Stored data
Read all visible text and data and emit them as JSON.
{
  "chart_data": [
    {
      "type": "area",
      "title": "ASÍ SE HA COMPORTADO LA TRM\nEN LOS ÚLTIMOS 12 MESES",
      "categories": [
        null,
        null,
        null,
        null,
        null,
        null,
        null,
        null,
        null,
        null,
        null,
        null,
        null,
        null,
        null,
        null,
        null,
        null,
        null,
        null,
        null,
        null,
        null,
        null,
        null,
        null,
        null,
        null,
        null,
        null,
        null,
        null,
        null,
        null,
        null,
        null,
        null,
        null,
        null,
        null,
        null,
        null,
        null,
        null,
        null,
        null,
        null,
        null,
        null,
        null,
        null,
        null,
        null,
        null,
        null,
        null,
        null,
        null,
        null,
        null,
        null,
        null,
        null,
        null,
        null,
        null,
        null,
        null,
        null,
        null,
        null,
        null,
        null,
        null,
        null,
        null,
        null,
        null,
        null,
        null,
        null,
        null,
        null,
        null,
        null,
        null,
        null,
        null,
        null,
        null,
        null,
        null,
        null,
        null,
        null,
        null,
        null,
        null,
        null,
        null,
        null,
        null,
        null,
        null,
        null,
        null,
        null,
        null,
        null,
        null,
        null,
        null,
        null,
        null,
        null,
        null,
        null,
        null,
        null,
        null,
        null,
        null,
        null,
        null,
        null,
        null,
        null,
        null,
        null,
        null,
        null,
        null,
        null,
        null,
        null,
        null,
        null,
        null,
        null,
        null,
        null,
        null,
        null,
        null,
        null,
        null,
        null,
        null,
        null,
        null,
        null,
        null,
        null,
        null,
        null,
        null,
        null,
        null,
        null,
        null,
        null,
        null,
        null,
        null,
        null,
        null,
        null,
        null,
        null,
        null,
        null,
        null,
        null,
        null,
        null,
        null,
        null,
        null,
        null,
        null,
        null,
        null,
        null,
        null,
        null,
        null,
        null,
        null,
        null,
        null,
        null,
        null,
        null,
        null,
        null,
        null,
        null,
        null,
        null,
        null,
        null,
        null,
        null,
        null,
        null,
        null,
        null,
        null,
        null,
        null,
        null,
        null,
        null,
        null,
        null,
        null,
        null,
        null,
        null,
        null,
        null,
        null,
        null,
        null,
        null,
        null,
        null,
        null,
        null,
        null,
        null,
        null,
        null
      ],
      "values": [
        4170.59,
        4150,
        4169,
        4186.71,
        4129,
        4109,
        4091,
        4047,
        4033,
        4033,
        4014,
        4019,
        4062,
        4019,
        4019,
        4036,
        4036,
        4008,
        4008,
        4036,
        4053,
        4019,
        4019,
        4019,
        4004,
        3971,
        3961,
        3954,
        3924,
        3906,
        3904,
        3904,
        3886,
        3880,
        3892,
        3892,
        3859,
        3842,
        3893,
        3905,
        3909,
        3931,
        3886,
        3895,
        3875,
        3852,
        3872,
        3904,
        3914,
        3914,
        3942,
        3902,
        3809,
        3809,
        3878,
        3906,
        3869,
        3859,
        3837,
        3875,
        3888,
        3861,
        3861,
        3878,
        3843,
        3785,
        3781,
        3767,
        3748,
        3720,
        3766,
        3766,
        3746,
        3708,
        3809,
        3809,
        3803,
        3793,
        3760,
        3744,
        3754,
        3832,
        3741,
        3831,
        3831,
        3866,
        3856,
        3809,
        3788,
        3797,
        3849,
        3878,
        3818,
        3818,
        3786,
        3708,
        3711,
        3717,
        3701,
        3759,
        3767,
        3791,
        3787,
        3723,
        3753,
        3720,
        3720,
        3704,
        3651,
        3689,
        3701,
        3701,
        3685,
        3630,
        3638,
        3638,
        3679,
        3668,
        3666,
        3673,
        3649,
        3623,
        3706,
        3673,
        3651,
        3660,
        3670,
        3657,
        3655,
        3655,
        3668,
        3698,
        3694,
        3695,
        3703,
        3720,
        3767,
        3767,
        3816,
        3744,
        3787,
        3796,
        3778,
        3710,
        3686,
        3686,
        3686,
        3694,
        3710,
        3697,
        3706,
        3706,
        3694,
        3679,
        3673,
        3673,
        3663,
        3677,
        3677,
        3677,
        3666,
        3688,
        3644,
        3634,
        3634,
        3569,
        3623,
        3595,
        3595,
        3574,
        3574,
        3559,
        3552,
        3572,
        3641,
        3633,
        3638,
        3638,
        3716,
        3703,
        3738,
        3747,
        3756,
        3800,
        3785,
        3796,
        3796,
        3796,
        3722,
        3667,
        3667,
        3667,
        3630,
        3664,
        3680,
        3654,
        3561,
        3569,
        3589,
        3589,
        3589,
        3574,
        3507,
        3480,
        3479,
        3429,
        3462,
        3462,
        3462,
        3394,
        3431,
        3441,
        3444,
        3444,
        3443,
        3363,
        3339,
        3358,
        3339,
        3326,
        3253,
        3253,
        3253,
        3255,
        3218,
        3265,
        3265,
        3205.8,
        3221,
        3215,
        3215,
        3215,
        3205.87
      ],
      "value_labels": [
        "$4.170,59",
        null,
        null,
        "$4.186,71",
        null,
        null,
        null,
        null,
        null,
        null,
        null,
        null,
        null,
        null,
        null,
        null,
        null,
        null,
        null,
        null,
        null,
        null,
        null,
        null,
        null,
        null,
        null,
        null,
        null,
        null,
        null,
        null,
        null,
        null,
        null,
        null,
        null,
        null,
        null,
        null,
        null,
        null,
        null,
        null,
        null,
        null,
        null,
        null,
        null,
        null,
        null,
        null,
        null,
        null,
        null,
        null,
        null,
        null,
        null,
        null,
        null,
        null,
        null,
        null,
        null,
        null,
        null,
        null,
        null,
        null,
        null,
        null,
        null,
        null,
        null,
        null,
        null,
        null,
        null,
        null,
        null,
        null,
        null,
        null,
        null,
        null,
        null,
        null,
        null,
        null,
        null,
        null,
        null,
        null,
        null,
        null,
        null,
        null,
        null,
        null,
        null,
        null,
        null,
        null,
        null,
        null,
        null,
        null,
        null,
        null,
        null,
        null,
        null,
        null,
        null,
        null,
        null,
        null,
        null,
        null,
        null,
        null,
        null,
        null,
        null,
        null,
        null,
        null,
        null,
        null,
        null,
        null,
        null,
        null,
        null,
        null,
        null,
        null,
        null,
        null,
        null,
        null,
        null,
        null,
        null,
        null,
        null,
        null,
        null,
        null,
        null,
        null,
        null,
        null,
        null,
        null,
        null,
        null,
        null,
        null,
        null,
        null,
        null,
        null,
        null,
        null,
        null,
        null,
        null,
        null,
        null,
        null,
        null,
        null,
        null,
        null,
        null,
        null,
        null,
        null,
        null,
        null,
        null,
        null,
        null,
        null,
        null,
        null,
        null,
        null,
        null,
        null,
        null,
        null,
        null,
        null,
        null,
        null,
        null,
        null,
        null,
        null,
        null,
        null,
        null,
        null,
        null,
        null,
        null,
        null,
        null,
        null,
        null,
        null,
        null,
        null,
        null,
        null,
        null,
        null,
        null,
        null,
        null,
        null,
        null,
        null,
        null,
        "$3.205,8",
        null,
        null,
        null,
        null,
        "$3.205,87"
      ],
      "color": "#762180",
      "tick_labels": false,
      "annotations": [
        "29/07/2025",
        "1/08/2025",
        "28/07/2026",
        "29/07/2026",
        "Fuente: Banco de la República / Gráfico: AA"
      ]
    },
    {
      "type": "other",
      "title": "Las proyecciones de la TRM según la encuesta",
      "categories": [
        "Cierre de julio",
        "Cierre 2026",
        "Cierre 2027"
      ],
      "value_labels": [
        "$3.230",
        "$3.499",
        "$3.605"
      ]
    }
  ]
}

_Task instructions_. List the lines of the records where "Cierre" occurs.

_Finished exercise_.
        "Cierre de julio",
        "Cierre 2026",
        "Cierre 2027"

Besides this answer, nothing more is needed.